Data provided:
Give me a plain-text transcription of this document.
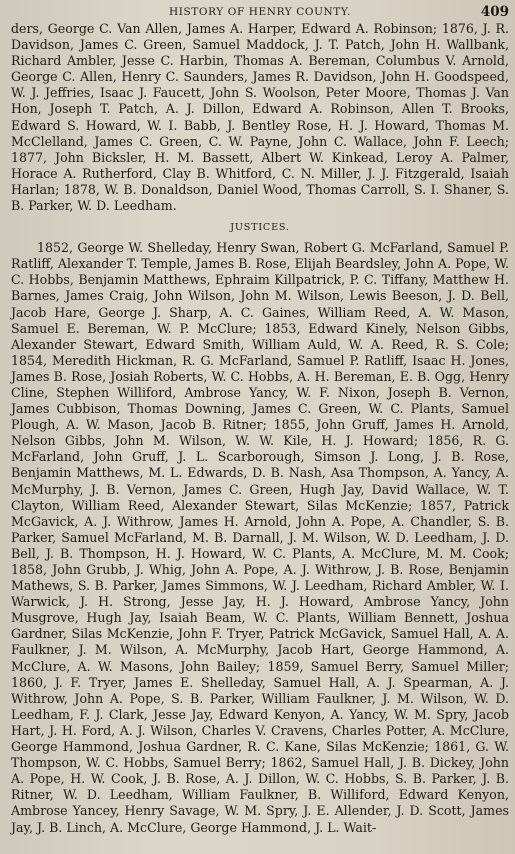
HISTORY OF HENRY COUNTY.	409

ders, George C. Van Allen, James A. Harper, Edward A. Robinson; 1876, J. R. Davidson, James C. Green, Samuel Maddock, J. T. Patch, John H. Wallbank, Richard Ambler, Jesse C. Harbin, Thomas A. Bereman, Columbus V. Arnold, George C. Allen, Henry C. Saunders, James R. Davidson, John H. Goodspeed, W. J. Jeffries, Isaac J. Faucett, John S. Woolson, Peter Moore, Thomas J. Van Hon, Joseph T. Patch, A. J. Dillon, Edward A. Robinson, Allen T. Brooks, Edward S. Howard, W. I. Babb, J. Bentley Rose, H. J. Howard, Thomas M. McClelland, James C. Green, C. W. Payne, John C. Wallace, John F. Leech; 1877, John Bicksler, H. M. Bassett, Albert W. Kinkead, Leroy A. Palmer, Horace A. Rutherford, Clay B. Whitford, C. N. Miller, J. J. Fitzgerald, Isaiah Harlan; 1878, W. B. Donaldson, Daniel Wood, Thomas Carroll, S. I. Shaner, S. B. Parker, W. D. Leedham.

JUSTICES.

1852, George W. Shelleday, Henry Swan, Robert G. McFarland, Samuel P. Ratliff, Alexander T. Temple, James B. Rose, Elijah Beardsley, John A. Pope, W. C. Hobbs, Benjamin Matthews, Ephraim Killpatrick, P. C. Tiffany, Matthew H. Barnes, James Craig, John Wilson, John M. Wilson, Lewis Beeson, J. D. Bell, Jacob Hare, George J. Sharp, A. C. Gaines, William Reed, A. W. Mason, Samuel E. Bereman, W. P. McClure; 1853, Edward Kinely, Nelson Gibbs, Alexander Stewart, Edward Smith, William Auld, W. A. Reed, R. S. Cole; 1854, Meredith Hickman, R. G. McFarland, Samuel P. Ratliff, Isaac H. Jones, James B. Rose, Josiah Roberts, W. C. Hobbs, A. H. Bereman, E. B. Ogg, Henry Cline, Stephen Williford, Ambrose Yancy, W. F. Nixon, Joseph B. Vernon, James Cubbison, Thomas Downing, James C. Green, W. C. Plants, Samuel Plough, A. W. Mason, Jacob B. Ritner; 1855, John Gruff, James H. Arnold, Nelson Gibbs, John M. Wilson, W. W. Kile, H. J. Howard; 1856, R. G. McFarland, John Gruff, J. L. Scarborough, Simson J. Long, J. B. Rose, Benjamin Matthews, M. L. Edwards, D. B. Nash, Asa Thompson, A. Yancy, A. McMurphy, J. B. Vernon, James C. Green, Hugh Jay, David Wallace, W. T. Clayton, William Reed, Alexander Stewart, Silas McKenzie; 1857, Patrick McGavick, A. J. Withrow, James H. Arnold, John A. Pope, A. Chandler, S. B. Parker, Samuel McFarland, M. B. Darnall, J. M. Wilson, W. D. Leedham, J. D. Bell, J. B. Thompson, H. J. Howard, W. C. Plants, A. McClure, M. M. Cook; 1858, John Grubb, J. Whig, John A. Pope, A. J. Withrow, J. B. Rose, Benjamin Mathews, S. B. Parker, James Simmons, W. J. Leedham, Richard Ambler, W. I. Warwick, J. H. Strong, Jesse Jay, H. J. Howard, Ambrose Yancy, John Musgrove, Hugh Jay, Isaiah Beam, W. C. Plants, William Bennett, Joshua Gardner, Silas McKenzie, John F. Tryer, Patrick McGavick, Samuel Hall, A. A. Faulkner, J. M. Wilson, A. McMurphy, Jacob Hart, George Hammond, A. McClure, A. W. Masons, John Bailey; 1859, Samuel Berry, Samuel Miller; 1860, J. F. Tryer, James E. Shelleday, Samuel Hall, A. J. Spearman, A. J. Withrow, John A. Pope, S. B. Parker, William Faulkner, J. M. Wilson, W. D. Leedham, F. J. Clark, Jesse Jay, Edward Kenyon, A. Yancy, W. M. Spry, Jacob Hart, J. H. Ford, A. J. Wilson, Charles V. Cravens, Charles Potter, A. McClure, George Hammond, Joshua Gardner, R. C. Kane, Silas McKenzie; 1861, G. W. Thompson, W. C. Hobbs, Samuel Berry; 1862, Samuel Hall, J. B. Dickey, John A. Pope, H. W. Cook, J. B. Rose, A. J. Dillon, W. C. Hobbs, S. B. Parker, J. B. Ritner, W. D. Leedham, William Faulkner, B. Williford, Edward Kenyon, Ambrose Yancey, Henry Savage, W. M. Spry, J. E. Allender, J. D. Scott, James Jay, J. B. Linch, A. McClure, George Hammond, J. L. Wait-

Given request: Omit every image. Quote each record exactly.

Full answer:
Give me a plain-text transcription of this document.
HISTORY OF HENRY COUNTY.	409

ders, George C. Van Allen, James A. Harper, Edward A. Robinson; 1876, J. R. Davidson, James C. Green, Samuel Maddock, J. T. Patch, John H. Wallbank, Richard Ambler, Jesse C. Harbin, Thomas A. Bereman, Columbus V. Arnold, George C. Allen, Henry C. Saunders, James R. Davidson, John H. Goodspeed, W. J. Jeffries, Isaac J. Faucett, John S. Woolson, Peter Moore, Thomas J. Van Hon, Joseph T. Patch, A. J. Dillon, Edward A. Robinson, Allen T. Brooks, Edward S. Howard, W. I. Babb, J. Bentley Rose, H. J. Howard, Thomas M. McClelland, James C. Green, C. W. Payne, John C. Wallace, John F. Leech; 1877, John Bicksler, H. M. Bassett, Albert W. Kinkead, Leroy A. Palmer, Horace A. Rutherford, Clay B. Whitford, C. N. Miller, J. J. Fitzgerald, Isaiah Harlan; 1878, W. B. Donaldson, Daniel Wood, Thomas Carroll, S. I. Shaner, S. B. Parker, W. D. Leedham.

JUSTICES.

1852, George W. Shelleday, Henry Swan, Robert G. McFarland, Samuel P. Ratliff, Alexander T. Temple, James B. Rose, Elijah Beardsley, John A. Pope, W. C. Hobbs, Benjamin Matthews, Ephraim Killpatrick, P. C. Tiffany, Matthew H. Barnes, James Craig, John Wilson, John M. Wilson, Lewis Beeson, J. D. Bell, Jacob Hare, George J. Sharp, A. C. Gaines, William Reed, A. W. Mason, Samuel E. Bereman, W. P. McClure; 1853, Edward Kinely, Nelson Gibbs, Alexander Stewart, Edward Smith, William Auld, W. A. Reed, R. S. Cole; 1854, Meredith Hickman, R. G. McFarland, Samuel P. Ratliff, Isaac H. Jones, James B. Rose, Josiah Roberts, W. C. Hobbs, A. H. Bereman, E. B. Ogg, Henry Cline, Stephen Williford, Ambrose Yancy, W. F. Nixon, Joseph B. Vernon, James Cubbison, Thomas Downing, James C. Green, W. C. Plants, Samuel Plough, A. W. Mason, Jacob B. Ritner; 1855, John Gruff, James H. Arnold, Nelson Gibbs, John M. Wilson, W. W. Kile, H. J. Howard; 1856, R. G. McFarland, John Gruff, J. L. Scarborough, Simson J. Long, J. B. Rose, Benjamin Matthews, M. L. Edwards, D. B. Nash, Asa Thompson, A. Yancy, A. McMurphy, J. B. Vernon, James C. Green, Hugh Jay, David Wallace, W. T. Clayton, William Reed, Alexander Stewart, Silas McKenzie; 1857, Patrick McGavick, A. J. Withrow, James H. Arnold, John A. Pope, A. Chandler, S. B. Parker, Samuel McFarland, M. B. Darnall, J. M. Wilson, W. D. Leedham, J. D. Bell, J. B. Thompson, H. J. Howard, W. C. Plants, A. McClure, M. M. Cook; 1858, John Grubb, J. Whig, John A. Pope, A. J. Withrow, J. B. Rose, Benjamin Mathews, S. B. Parker, James Simmons, W. J. Leedham, Richard Ambler, W. I. Warwick, J. H. Strong, Jesse Jay, H. J. Howard, Ambrose Yancy, John Musgrove, Hugh Jay, Isaiah Beam, W. C. Plants, William Bennett, Joshua Gardner, Silas McKenzie, John F. Tryer, Patrick McGavick, Samuel Hall, A. A. Faulkner, J. M. Wilson, A. McMurphy, Jacob Hart, George Hammond, A. McClure, A. W. Masons, John Bailey; 1859, Samuel Berry, Samuel Miller; 1860, J. F. Tryer, James E. Shelleday, Samuel Hall, A. J. Spearman, A. J. Withrow, John A. Pope, S. B. Parker, William Faulkner, J. M. Wilson, W. D. Leedham, F. J. Clark, Jesse Jay, Edward Kenyon, A. Yancy, W. M. Spry, Jacob Hart, J. H. Ford, A. J. Wilson, Charles V. Cravens, Charles Potter, A. McClure, George Hammond, Joshua Gardner, R. C. Kane, Silas McKenzie; 1861, G. W. Thompson, W. C. Hobbs, Samuel Berry; 1862, Samuel Hall, J. B. Dickey, John A. Pope, H. W. Cook, J. B. Rose, A. J. Dillon, W. C. Hobbs, S. B. Parker, J. B. Ritner, W. D. Leedham, William Faulkner, B. Williford, Edward Kenyon, Ambrose Yancey, Henry Savage, W. M. Spry, J. E. Allender, J. D. Scott, James Jay, J. B. Linch, A. McClure, George Hammond, J. L. Wait-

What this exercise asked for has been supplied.